▶ Written task: Select each line where the word "Information" appears.

▶ Task input:
########

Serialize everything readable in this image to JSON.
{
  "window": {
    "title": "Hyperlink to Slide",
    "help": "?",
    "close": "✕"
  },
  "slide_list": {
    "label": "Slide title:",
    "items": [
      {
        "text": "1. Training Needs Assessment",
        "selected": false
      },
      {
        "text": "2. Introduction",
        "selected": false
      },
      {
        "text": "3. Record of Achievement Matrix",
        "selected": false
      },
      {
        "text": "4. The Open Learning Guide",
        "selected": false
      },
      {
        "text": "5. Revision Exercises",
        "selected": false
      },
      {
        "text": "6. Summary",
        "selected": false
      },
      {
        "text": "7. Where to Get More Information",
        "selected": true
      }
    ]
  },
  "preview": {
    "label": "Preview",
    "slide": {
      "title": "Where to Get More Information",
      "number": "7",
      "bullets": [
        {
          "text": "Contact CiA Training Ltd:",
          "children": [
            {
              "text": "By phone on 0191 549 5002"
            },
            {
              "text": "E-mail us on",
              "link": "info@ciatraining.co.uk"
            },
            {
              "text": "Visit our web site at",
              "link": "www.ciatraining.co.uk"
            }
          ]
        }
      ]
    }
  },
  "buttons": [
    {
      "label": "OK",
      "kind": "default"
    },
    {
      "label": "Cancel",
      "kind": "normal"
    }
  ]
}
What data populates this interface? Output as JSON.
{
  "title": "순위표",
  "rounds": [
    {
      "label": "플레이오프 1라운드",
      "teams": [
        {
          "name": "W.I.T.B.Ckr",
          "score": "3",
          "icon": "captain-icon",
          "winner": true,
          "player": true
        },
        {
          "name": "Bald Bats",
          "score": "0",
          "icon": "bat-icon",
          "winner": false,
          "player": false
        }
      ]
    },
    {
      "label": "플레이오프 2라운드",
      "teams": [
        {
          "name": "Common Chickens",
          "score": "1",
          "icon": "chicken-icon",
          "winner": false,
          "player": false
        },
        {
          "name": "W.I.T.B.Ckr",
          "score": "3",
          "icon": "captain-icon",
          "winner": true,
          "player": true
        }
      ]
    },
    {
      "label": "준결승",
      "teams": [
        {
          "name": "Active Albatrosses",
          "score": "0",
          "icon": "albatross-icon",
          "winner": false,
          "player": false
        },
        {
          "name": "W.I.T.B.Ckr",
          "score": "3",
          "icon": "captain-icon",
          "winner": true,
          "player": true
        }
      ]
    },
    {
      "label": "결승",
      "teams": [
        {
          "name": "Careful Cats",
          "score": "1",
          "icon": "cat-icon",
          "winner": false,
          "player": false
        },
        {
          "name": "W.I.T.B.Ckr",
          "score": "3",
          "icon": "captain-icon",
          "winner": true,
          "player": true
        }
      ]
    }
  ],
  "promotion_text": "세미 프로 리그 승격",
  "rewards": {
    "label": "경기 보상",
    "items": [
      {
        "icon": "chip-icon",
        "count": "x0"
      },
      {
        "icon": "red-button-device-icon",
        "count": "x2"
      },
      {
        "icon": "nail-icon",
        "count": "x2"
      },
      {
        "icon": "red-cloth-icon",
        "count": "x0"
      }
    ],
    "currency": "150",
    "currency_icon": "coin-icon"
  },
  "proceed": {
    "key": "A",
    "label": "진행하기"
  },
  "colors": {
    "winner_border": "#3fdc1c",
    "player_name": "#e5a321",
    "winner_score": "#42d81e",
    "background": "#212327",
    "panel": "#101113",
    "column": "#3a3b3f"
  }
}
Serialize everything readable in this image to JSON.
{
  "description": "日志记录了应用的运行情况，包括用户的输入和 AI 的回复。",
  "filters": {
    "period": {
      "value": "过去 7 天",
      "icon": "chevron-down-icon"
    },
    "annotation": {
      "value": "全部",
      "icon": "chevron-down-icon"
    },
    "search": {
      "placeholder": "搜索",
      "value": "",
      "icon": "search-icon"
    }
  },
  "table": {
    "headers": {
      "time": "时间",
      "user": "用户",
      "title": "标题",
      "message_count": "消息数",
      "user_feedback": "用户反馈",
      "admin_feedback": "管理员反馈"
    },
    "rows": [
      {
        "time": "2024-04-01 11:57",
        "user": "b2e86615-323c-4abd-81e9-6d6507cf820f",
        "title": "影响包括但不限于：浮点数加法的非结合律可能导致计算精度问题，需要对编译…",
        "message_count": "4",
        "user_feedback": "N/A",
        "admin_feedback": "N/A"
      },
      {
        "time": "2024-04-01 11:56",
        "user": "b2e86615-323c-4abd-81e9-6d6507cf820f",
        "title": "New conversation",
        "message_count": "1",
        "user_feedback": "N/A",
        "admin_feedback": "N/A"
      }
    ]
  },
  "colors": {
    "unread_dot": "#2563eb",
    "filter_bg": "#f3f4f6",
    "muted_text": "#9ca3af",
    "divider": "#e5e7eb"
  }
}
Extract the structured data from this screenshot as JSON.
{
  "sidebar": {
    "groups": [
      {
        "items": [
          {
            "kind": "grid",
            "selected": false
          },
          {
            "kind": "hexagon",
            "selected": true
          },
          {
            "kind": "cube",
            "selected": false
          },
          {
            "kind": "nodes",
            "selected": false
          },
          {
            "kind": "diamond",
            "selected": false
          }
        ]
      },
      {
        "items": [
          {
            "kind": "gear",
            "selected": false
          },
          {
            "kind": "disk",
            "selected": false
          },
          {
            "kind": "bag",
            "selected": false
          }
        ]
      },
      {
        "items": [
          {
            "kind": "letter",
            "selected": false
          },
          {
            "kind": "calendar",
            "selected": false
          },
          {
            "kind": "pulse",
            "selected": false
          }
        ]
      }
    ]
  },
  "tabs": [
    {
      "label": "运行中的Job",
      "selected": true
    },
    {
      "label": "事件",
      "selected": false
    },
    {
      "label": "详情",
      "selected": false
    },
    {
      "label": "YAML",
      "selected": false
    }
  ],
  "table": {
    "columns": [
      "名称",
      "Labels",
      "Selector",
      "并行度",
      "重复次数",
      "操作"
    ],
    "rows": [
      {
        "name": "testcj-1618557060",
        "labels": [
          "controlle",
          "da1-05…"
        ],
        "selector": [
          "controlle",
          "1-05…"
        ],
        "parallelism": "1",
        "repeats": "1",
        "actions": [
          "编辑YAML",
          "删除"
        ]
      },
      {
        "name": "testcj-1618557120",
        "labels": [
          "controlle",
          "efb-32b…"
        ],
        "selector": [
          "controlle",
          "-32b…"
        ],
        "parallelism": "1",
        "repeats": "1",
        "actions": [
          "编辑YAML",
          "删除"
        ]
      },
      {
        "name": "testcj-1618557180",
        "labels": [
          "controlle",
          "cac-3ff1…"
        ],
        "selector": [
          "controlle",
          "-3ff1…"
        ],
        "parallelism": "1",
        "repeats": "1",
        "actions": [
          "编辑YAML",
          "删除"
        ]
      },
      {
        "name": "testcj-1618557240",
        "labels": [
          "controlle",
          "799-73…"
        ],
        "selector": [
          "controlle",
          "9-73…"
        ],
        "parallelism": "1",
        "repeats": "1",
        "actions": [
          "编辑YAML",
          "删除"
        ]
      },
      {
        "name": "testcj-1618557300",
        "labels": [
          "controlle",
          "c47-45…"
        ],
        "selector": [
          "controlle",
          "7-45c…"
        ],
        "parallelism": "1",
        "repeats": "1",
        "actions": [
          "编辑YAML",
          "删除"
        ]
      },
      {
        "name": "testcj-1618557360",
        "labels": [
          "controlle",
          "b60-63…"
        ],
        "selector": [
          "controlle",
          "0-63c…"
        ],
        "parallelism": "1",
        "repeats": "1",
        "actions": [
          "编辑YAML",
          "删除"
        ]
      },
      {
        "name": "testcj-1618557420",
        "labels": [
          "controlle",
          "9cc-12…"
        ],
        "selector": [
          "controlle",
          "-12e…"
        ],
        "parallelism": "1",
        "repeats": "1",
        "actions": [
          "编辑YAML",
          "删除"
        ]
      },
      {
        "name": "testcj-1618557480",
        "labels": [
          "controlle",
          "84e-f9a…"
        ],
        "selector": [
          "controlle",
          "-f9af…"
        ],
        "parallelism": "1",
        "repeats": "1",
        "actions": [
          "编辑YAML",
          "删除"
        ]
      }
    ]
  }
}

########

▶ Solution:
        "text": "7. Where to Get More Information",
      "title": "Where to Get More Information",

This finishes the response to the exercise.